Given task:
Copy each line of the entries that contains the word "JSON".

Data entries
--- BEGIN ---

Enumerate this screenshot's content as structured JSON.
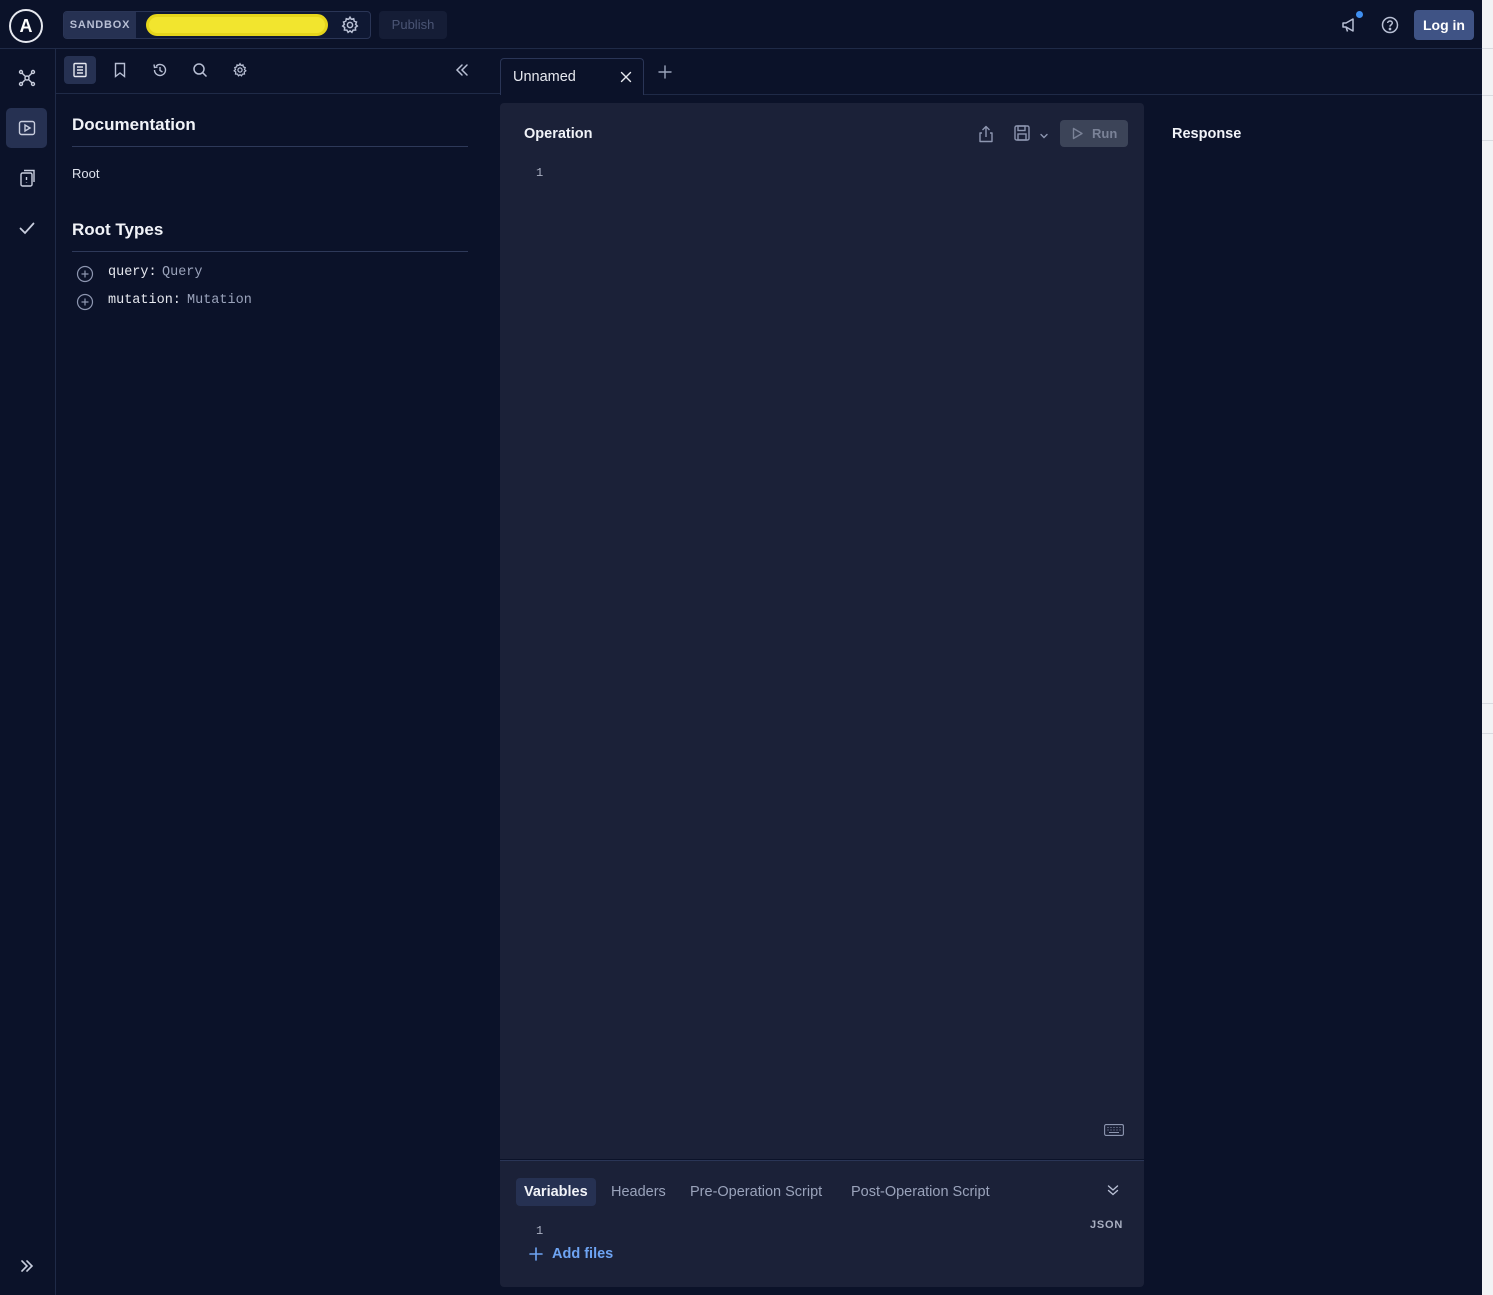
{
  "topbar": {
    "logo_text": "A",
    "sandbox_label": "SANDBOX",
    "endpoint_value": "",
    "publish_label": "Publish",
    "login_label": "Log in"
  },
  "rail": {
    "items": [
      "schema",
      "explorer",
      "checks",
      "launches"
    ],
    "active": "explorer"
  },
  "docs": {
    "toolbar": [
      "documentation",
      "bookmarks",
      "history",
      "search",
      "settings"
    ],
    "active_tool": "documentation",
    "heading": "Documentation",
    "breadcrumb": "Root",
    "root_types_heading": "Root Types",
    "root_types": [
      {
        "field": "query:",
        "type": "Query"
      },
      {
        "field": "mutation:",
        "type": "Mutation"
      }
    ]
  },
  "tabs": [
    {
      "label": "Unnamed"
    }
  ],
  "operation": {
    "title": "Operation",
    "run_label": "Run",
    "line_number": "1"
  },
  "variables": {
    "tabs": [
      "Variables",
      "Headers",
      "Pre-Operation Script",
      "Post-Operation Script"
    ],
    "active_tab": "Variables",
    "format_label": "JSON",
    "line_number": "1",
    "add_files_label": "Add files"
  },
  "response": {
    "title": "Response"
  },
  "colors": {
    "background": "#0b1229",
    "panel": "#1b2138",
    "accent": "#3f5385",
    "link": "#6ea4f3",
    "highlight": "#f2e52e",
    "notification": "#3f8ff0"
  }
}
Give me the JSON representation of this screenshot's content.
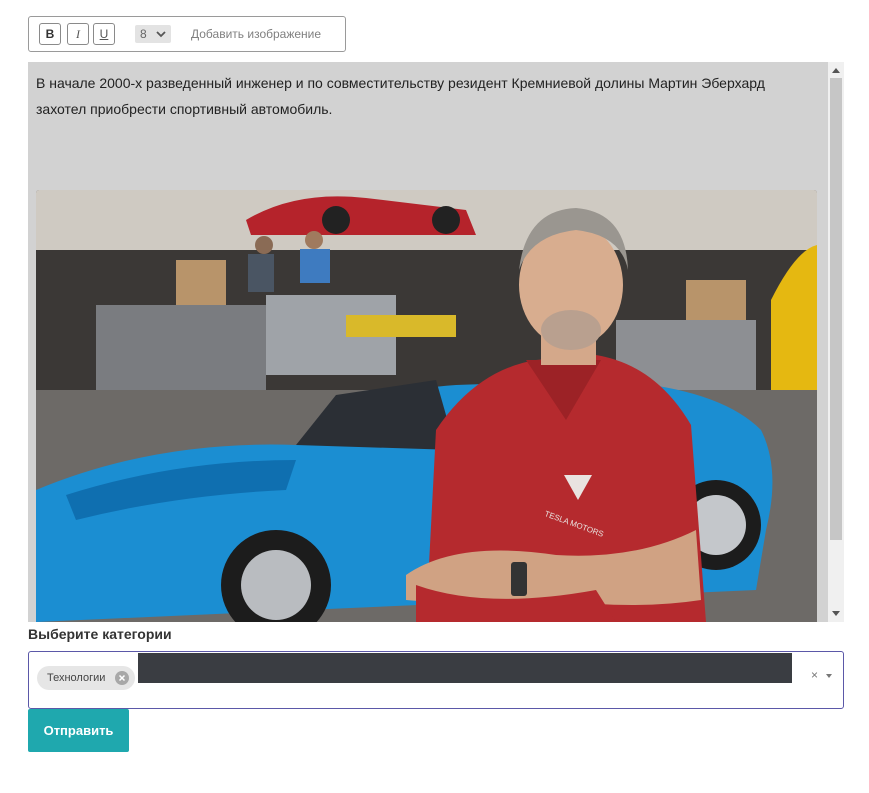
{
  "toolbar": {
    "bold_label": "B",
    "italic_label": "I",
    "underline_label": "U",
    "font_size": "8",
    "add_image_label": "Добавить изображение"
  },
  "editor": {
    "text": "В начале 2000-х разведенный инженер и по совместительству резидент Кремниевой долины Мартин Эберхард захотел приобрести спортивный автомобиль.",
    "image_badge_text": "TESLA MOTORS"
  },
  "category": {
    "label": "Выберите категории",
    "selected_tags": [
      "Технологии"
    ],
    "clear_symbol": "×"
  },
  "form": {
    "submit_label": "Отправить"
  },
  "colors": {
    "accent": "#1fa8ae",
    "select_border": "#5b58a8",
    "editor_bg": "#d2d2d2"
  }
}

--- END ---

Exercise output:
Enumerate this screenshot's content as structured JSON.
    "format_label": "JSON",
Give me the JSON representation of this screenshot's content.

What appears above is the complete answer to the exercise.